MATERIAL SUPPLIED
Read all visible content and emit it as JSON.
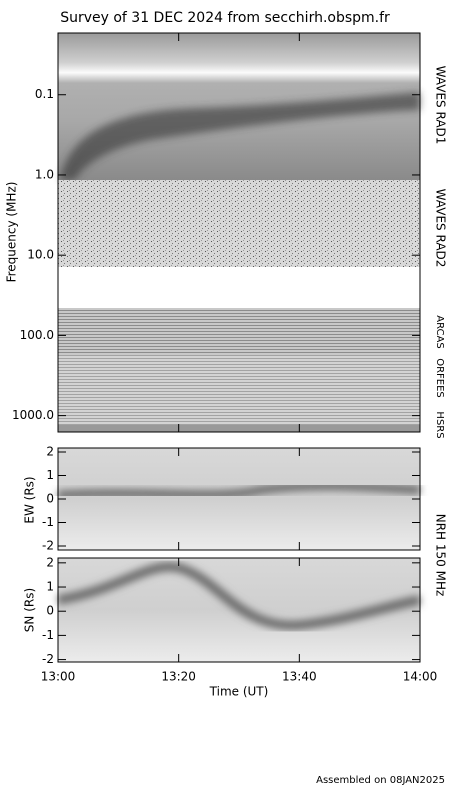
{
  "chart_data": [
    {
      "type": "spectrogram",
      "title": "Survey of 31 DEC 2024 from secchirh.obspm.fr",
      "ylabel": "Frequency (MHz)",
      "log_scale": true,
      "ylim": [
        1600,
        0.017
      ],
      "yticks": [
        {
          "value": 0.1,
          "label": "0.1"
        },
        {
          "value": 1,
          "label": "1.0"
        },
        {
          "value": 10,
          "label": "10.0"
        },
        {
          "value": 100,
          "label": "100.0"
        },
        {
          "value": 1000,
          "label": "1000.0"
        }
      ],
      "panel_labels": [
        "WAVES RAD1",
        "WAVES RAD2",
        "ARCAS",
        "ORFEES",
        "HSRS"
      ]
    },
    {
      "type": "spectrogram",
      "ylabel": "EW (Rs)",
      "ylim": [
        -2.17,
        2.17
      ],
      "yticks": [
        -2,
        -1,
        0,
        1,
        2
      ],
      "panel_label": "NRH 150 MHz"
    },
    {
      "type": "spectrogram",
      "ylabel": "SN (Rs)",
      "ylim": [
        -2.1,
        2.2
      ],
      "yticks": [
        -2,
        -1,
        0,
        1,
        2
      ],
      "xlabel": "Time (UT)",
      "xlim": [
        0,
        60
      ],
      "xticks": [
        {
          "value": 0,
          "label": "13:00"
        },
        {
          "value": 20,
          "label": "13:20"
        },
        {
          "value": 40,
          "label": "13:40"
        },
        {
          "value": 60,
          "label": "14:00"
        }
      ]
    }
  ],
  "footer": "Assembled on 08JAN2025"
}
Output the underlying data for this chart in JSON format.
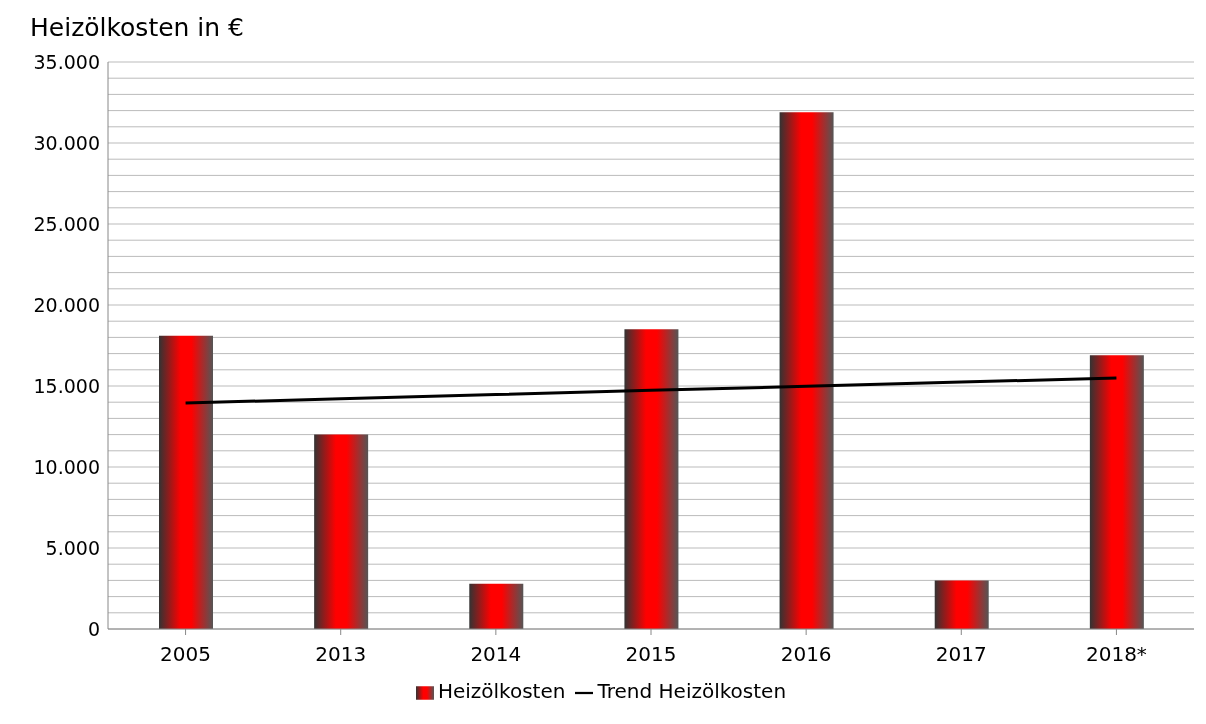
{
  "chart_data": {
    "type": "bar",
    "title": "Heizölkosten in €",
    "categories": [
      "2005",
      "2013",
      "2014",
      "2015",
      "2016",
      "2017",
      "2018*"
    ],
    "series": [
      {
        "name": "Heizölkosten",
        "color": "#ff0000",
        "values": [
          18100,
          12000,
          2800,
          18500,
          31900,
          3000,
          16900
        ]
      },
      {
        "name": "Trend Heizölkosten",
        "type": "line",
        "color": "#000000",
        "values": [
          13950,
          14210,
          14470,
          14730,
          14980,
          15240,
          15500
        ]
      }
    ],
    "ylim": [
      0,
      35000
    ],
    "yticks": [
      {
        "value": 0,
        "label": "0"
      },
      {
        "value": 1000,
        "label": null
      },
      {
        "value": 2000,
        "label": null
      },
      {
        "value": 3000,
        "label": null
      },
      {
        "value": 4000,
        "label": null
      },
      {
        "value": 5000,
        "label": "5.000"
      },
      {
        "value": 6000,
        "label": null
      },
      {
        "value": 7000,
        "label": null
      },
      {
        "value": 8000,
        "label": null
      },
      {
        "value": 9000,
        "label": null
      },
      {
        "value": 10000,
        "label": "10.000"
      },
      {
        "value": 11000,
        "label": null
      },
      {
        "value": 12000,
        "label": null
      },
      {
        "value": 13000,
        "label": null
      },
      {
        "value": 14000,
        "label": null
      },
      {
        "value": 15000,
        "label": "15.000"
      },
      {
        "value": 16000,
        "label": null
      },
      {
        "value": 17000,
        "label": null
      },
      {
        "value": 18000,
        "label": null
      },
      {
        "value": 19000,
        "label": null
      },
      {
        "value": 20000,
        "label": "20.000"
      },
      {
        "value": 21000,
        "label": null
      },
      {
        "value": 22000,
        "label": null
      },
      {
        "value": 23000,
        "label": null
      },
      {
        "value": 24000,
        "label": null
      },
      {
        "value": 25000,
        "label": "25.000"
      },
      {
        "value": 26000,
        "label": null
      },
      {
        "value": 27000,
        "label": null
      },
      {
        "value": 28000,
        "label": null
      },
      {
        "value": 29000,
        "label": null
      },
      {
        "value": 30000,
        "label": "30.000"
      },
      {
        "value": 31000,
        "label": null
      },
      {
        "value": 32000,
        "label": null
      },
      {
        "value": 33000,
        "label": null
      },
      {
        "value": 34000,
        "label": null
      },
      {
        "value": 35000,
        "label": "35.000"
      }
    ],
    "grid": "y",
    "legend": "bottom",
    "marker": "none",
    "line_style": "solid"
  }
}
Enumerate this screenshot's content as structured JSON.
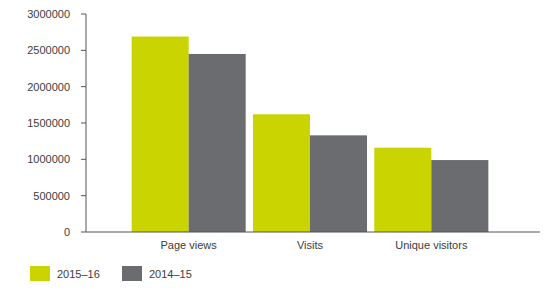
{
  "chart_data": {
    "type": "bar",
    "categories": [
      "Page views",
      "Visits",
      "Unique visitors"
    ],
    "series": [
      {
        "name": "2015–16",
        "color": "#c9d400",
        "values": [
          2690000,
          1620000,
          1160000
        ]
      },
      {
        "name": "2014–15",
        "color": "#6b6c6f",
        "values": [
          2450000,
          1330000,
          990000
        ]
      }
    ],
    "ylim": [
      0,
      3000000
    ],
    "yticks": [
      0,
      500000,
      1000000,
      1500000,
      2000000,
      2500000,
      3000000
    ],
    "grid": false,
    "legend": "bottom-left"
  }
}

PROBLEM DESCRIPTION
List all lines in the material containing the string "ylabel".

RESPONSE
      "ylabel": "Frequency (MHz)",
      "ylabel": "EW (Rs)",
      "ylabel": "SN (Rs)",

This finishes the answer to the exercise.